#### What you should do
Write the records out again, precisely as they stand.

==== Given entries ====

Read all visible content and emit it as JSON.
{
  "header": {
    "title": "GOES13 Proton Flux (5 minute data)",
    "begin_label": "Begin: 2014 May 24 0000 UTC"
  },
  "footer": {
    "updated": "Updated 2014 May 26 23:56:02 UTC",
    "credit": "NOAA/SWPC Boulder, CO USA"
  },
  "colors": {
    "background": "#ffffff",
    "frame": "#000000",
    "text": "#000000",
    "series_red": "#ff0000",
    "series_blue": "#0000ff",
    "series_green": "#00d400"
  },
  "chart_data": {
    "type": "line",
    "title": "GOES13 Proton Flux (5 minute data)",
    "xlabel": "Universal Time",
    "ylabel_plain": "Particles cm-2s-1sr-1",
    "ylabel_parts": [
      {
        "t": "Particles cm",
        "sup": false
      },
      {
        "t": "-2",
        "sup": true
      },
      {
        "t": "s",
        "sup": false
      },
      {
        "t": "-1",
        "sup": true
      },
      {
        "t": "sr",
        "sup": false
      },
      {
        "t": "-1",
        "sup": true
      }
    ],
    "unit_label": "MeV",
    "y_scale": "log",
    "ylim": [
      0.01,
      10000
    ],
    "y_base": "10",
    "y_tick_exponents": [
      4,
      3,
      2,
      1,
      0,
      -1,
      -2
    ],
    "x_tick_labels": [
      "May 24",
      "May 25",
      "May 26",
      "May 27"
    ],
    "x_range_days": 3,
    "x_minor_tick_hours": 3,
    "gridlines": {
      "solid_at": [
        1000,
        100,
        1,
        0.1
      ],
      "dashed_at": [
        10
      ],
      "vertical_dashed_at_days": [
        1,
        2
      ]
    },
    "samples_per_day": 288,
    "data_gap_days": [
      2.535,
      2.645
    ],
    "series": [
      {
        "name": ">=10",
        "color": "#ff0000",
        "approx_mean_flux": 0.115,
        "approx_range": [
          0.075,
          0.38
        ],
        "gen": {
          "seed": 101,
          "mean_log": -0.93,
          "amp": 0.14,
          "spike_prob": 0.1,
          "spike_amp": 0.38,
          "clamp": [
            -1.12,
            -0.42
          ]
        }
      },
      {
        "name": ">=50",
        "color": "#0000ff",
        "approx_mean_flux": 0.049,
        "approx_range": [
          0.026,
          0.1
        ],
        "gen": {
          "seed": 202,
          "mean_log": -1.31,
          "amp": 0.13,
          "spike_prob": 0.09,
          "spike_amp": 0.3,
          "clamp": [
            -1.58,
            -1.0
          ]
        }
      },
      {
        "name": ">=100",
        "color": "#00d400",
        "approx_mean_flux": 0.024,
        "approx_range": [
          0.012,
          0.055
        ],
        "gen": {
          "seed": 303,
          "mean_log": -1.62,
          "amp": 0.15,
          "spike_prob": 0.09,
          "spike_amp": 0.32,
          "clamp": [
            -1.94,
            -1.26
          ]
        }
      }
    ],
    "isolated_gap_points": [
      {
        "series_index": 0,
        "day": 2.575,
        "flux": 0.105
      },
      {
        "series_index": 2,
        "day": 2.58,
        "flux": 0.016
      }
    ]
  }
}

====

#### Worked solution
Read all visible content and emit it as JSON.
{
  "header": {
    "title": "GOES13 Proton Flux (5 minute data)",
    "begin_label": "Begin: 2014 May 24 0000 UTC"
  },
  "footer": {
    "updated": "Updated 2014 May 26 23:56:02 UTC",
    "credit": "NOAA/SWPC Boulder, CO USA"
  },
  "colors": {
    "background": "#ffffff",
    "frame": "#000000",
    "text": "#000000",
    "series_red": "#ff0000",
    "series_blue": "#0000ff",
    "series_green": "#00d400"
  },
  "chart_data": {
    "type": "line",
    "title": "GOES13 Proton Flux (5 minute data)",
    "xlabel": "Universal Time",
    "ylabel_plain": "Particles cm-2s-1sr-1",
    "ylabel_parts": [
      {
        "t": "Particles cm",
        "sup": false
      },
      {
        "t": "-2",
        "sup": true
      },
      {
        "t": "s",
        "sup": false
      },
      {
        "t": "-1",
        "sup": true
      },
      {
        "t": "sr",
        "sup": false
      },
      {
        "t": "-1",
        "sup": true
      }
    ],
    "unit_label": "MeV",
    "y_scale": "log",
    "ylim": [
      0.01,
      10000
    ],
    "y_base": "10",
    "y_tick_exponents": [
      4,
      3,
      2,
      1,
      0,
      -1,
      -2
    ],
    "x_tick_labels": [
      "May 24",
      "May 25",
      "May 26",
      "May 27"
    ],
    "x_range_days": 3,
    "x_minor_tick_hours": 3,
    "gridlines": {
      "solid_at": [
        1000,
        100,
        1,
        0.1
      ],
      "dashed_at": [
        10
      ],
      "vertical_dashed_at_days": [
        1,
        2
      ]
    },
    "samples_per_day": 288,
    "data_gap_days": [
      2.535,
      2.645
    ],
    "series": [
      {
        "name": ">=10",
        "color": "#ff0000",
        "approx_mean_flux": 0.115,
        "approx_range": [
          0.075,
          0.38
        ],
        "gen": {
          "seed": 101,
          "mean_log": -0.93,
          "amp": 0.14,
          "spike_prob": 0.1,
          "spike_amp": 0.38,
          "clamp": [
            -1.12,
            -0.42
          ]
        }
      },
      {
        "name": ">=50",
        "color": "#0000ff",
        "approx_mean_flux": 0.049,
        "approx_range": [
          0.026,
          0.1
        ],
        "gen": {
          "seed": 202,
          "mean_log": -1.31,
          "amp": 0.13,
          "spike_prob": 0.09,
          "spike_amp": 0.3,
          "clamp": [
            -1.58,
            -1.0
          ]
        }
      },
      {
        "name": ">=100",
        "color": "#00d400",
        "approx_mean_flux": 0.024,
        "approx_range": [
          0.012,
          0.055
        ],
        "gen": {
          "seed": 303,
          "mean_log": -1.62,
          "amp": 0.15,
          "spike_prob": 0.09,
          "spike_amp": 0.32,
          "clamp": [
            -1.94,
            -1.26
          ]
        }
      }
    ],
    "isolated_gap_points": [
      {
        "series_index": 0,
        "day": 2.575,
        "flux": 0.105
      },
      {
        "series_index": 2,
        "day": 2.58,
        "flux": 0.016
      }
    ]
  }
}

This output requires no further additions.